▸ **Exercise description**: Go through the listing and copy each line with the string "rise".

****************************************

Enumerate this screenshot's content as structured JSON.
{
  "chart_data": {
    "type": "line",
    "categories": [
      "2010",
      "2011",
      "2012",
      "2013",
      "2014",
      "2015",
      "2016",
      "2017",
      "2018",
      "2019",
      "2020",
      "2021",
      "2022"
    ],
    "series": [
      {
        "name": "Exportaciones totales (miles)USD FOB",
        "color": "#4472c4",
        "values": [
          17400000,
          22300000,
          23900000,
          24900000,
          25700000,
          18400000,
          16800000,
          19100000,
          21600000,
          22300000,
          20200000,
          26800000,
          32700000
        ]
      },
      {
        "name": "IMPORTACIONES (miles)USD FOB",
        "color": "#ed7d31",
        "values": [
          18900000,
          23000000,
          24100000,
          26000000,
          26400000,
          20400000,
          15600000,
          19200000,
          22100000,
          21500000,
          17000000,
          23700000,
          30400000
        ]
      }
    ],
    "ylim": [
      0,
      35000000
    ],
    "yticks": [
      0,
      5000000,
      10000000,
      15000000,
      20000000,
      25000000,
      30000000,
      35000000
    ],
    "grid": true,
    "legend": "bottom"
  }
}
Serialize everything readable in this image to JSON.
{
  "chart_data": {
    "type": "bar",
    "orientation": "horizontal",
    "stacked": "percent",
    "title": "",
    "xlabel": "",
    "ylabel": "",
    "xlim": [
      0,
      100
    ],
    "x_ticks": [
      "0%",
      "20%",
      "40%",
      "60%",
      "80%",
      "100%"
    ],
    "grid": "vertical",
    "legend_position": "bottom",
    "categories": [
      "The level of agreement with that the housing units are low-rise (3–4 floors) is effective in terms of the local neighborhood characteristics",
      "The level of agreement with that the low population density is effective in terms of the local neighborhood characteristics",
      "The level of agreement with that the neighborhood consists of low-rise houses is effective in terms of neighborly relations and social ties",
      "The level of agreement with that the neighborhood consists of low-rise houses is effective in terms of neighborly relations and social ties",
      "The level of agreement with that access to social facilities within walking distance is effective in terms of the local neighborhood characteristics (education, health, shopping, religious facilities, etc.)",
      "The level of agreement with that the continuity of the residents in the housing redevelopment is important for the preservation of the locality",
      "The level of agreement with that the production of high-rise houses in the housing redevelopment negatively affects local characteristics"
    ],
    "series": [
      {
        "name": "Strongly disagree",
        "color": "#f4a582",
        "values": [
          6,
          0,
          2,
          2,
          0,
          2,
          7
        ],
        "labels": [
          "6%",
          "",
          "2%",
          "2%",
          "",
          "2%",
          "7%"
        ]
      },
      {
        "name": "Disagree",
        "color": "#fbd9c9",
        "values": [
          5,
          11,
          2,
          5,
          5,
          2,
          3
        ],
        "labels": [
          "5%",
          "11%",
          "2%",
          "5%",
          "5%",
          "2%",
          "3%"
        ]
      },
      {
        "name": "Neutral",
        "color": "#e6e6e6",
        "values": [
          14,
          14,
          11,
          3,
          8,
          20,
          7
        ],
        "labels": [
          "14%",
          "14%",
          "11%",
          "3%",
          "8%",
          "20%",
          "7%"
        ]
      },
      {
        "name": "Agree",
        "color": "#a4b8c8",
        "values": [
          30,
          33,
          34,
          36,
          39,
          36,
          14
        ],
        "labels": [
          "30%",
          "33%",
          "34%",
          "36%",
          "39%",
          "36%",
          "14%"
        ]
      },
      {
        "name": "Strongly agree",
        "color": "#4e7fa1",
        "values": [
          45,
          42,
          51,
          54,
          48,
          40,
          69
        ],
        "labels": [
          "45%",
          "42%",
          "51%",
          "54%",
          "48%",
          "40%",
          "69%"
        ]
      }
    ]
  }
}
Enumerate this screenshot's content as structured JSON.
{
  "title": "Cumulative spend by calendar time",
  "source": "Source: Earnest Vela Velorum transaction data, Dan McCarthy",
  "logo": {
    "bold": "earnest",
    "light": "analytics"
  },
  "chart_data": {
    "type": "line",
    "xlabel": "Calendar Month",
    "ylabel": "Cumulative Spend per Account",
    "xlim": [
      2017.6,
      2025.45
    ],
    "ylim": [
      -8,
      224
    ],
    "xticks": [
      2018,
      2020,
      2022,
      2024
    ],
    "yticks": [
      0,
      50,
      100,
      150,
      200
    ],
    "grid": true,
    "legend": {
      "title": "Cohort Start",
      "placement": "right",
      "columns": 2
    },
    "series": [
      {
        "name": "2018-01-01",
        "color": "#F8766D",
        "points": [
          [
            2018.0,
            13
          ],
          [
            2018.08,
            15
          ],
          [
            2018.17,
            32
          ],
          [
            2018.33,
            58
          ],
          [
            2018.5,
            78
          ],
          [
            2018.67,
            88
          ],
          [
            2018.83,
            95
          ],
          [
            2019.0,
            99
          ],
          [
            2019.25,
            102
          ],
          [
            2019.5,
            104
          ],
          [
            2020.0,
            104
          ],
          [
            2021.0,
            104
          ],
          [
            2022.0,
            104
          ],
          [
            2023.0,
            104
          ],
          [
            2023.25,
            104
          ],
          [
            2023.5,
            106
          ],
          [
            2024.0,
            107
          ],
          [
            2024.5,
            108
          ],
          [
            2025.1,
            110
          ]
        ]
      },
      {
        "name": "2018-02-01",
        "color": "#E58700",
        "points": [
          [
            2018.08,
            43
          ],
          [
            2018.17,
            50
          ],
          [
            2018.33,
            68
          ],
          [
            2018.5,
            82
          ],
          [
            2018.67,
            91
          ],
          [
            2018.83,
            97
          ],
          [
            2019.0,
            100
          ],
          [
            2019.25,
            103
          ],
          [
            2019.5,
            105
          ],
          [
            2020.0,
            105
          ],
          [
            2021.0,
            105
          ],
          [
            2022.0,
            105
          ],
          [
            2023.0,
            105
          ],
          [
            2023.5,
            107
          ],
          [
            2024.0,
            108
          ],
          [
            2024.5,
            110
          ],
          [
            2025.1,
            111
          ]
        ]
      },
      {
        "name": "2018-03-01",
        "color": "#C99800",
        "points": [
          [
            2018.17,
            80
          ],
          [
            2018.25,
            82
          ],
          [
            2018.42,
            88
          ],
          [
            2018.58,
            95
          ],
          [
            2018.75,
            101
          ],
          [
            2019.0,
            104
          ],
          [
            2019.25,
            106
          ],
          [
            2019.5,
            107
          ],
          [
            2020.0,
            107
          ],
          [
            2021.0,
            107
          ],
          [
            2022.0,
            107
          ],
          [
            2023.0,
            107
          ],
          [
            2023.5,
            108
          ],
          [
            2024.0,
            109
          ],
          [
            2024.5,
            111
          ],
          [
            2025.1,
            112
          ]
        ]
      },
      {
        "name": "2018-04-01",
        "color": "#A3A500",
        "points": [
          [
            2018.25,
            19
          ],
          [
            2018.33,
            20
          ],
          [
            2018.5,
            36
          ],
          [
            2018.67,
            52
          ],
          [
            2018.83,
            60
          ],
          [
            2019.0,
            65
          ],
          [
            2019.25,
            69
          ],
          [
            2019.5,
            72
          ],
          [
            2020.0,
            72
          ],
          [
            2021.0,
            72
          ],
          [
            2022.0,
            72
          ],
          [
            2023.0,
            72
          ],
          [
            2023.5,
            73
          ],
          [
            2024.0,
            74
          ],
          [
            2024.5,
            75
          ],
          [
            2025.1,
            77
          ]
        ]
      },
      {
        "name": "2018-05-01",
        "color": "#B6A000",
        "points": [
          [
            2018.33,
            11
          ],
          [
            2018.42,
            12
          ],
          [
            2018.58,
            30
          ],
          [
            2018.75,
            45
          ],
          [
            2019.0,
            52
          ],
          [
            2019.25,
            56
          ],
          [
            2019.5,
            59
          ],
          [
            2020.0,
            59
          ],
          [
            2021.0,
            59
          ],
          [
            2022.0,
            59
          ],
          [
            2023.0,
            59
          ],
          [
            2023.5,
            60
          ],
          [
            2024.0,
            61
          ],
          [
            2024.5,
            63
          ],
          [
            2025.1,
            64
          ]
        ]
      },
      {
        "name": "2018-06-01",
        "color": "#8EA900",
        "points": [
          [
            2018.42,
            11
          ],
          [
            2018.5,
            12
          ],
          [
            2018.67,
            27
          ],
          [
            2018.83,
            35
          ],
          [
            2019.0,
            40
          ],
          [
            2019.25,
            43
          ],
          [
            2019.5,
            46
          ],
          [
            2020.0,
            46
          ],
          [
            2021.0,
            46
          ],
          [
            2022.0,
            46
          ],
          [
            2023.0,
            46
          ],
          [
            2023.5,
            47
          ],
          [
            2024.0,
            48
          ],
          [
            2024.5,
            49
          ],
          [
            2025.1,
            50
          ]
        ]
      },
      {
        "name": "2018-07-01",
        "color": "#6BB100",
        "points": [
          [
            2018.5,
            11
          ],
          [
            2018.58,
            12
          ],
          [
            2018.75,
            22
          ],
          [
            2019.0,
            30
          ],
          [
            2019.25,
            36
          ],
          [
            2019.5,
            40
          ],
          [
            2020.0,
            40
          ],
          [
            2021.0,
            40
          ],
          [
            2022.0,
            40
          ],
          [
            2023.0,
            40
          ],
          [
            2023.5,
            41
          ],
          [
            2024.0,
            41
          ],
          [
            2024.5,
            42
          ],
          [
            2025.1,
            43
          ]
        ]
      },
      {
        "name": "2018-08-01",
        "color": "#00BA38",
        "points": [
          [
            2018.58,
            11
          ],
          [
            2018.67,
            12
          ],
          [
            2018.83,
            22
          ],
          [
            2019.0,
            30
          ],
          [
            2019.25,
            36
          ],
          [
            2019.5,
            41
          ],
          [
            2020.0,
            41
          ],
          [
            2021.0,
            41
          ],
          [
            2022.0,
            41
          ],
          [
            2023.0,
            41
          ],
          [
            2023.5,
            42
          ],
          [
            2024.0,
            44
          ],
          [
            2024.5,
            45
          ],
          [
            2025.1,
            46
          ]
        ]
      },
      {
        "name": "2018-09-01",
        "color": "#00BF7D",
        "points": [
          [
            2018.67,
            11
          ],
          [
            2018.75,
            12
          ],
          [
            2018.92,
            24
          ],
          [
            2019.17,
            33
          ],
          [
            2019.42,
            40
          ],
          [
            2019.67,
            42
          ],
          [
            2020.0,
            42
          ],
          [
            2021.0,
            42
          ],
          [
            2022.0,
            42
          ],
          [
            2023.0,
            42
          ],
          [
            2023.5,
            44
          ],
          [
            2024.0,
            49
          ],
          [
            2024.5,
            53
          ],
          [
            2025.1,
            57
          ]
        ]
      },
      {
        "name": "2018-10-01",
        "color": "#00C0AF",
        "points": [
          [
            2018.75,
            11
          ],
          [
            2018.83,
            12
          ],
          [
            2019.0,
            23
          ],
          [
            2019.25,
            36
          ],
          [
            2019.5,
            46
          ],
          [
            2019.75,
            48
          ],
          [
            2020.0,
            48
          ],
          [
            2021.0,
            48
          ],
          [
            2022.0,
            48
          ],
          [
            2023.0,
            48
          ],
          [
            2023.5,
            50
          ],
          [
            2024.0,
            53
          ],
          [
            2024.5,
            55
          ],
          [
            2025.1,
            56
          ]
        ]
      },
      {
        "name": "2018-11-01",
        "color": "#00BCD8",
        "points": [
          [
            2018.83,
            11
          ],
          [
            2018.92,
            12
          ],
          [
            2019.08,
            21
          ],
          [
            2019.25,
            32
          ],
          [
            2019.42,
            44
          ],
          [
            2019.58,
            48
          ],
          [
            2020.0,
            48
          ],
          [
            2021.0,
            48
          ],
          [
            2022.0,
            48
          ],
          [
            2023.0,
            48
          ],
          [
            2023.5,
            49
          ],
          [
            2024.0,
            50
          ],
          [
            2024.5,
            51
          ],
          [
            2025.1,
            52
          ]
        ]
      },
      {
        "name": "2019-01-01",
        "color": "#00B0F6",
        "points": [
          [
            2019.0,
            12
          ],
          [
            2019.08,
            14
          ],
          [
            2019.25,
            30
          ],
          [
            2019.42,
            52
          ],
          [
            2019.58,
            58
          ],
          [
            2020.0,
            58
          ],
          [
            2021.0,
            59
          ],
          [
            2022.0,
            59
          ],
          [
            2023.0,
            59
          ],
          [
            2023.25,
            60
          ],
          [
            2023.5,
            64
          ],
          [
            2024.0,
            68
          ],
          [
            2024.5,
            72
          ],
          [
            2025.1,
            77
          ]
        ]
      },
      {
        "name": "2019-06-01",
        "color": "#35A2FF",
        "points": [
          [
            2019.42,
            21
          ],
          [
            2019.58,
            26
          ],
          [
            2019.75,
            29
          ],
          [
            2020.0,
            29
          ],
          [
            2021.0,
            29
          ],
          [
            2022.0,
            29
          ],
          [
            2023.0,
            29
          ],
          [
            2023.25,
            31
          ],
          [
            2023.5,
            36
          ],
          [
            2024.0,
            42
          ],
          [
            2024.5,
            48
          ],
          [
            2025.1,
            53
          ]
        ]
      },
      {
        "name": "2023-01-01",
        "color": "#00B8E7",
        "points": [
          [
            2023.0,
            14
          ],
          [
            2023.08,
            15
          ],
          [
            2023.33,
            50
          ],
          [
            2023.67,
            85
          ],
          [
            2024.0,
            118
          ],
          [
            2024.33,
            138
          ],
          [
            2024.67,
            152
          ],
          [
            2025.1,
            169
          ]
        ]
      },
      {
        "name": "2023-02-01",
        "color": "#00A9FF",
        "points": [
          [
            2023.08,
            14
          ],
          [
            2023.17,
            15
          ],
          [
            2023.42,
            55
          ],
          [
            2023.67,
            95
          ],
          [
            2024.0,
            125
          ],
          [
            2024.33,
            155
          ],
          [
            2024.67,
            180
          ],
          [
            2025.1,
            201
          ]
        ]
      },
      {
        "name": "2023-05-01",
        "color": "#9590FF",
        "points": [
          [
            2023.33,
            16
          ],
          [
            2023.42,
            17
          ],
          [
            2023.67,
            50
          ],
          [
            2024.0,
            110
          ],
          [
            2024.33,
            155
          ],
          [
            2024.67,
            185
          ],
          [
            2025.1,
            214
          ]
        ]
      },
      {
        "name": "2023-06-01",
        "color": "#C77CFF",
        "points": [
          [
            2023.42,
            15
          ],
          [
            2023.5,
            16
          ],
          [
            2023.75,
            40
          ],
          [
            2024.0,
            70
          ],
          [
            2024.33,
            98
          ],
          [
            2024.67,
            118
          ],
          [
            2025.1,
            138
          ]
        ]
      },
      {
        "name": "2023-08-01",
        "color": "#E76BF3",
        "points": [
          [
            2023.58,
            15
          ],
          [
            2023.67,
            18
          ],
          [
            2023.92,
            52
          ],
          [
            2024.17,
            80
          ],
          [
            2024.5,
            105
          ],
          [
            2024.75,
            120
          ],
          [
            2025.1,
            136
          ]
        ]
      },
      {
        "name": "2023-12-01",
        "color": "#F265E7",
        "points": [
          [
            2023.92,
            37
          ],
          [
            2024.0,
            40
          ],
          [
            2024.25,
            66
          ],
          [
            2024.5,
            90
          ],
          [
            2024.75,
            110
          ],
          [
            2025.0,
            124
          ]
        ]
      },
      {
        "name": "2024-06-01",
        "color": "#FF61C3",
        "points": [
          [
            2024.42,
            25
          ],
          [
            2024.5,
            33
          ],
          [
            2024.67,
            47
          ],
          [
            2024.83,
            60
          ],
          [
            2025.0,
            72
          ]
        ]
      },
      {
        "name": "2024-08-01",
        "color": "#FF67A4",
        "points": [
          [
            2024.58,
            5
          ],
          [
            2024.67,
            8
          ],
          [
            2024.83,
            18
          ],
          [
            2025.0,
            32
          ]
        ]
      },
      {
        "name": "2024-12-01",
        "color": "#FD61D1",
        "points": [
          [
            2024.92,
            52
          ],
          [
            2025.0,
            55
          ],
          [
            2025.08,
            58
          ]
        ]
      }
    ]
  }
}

****************************************

▸ **Output below**:
      "The level of agreement with that the housing units are low-rise (3–4 floors) is effective in terms of the local neighborhood characteristics",
      "The level of agreement with that the neighborhood consists of low-rise houses is effective in terms of neighborly relations and social ties",
      "The level of agreement with that the neighborhood consists of low-rise houses is effective in terms of neighborly relations and social ties",
      "The level of agreement with that the production of high-rise houses in the housing redevelopment negatively affects local characteristics"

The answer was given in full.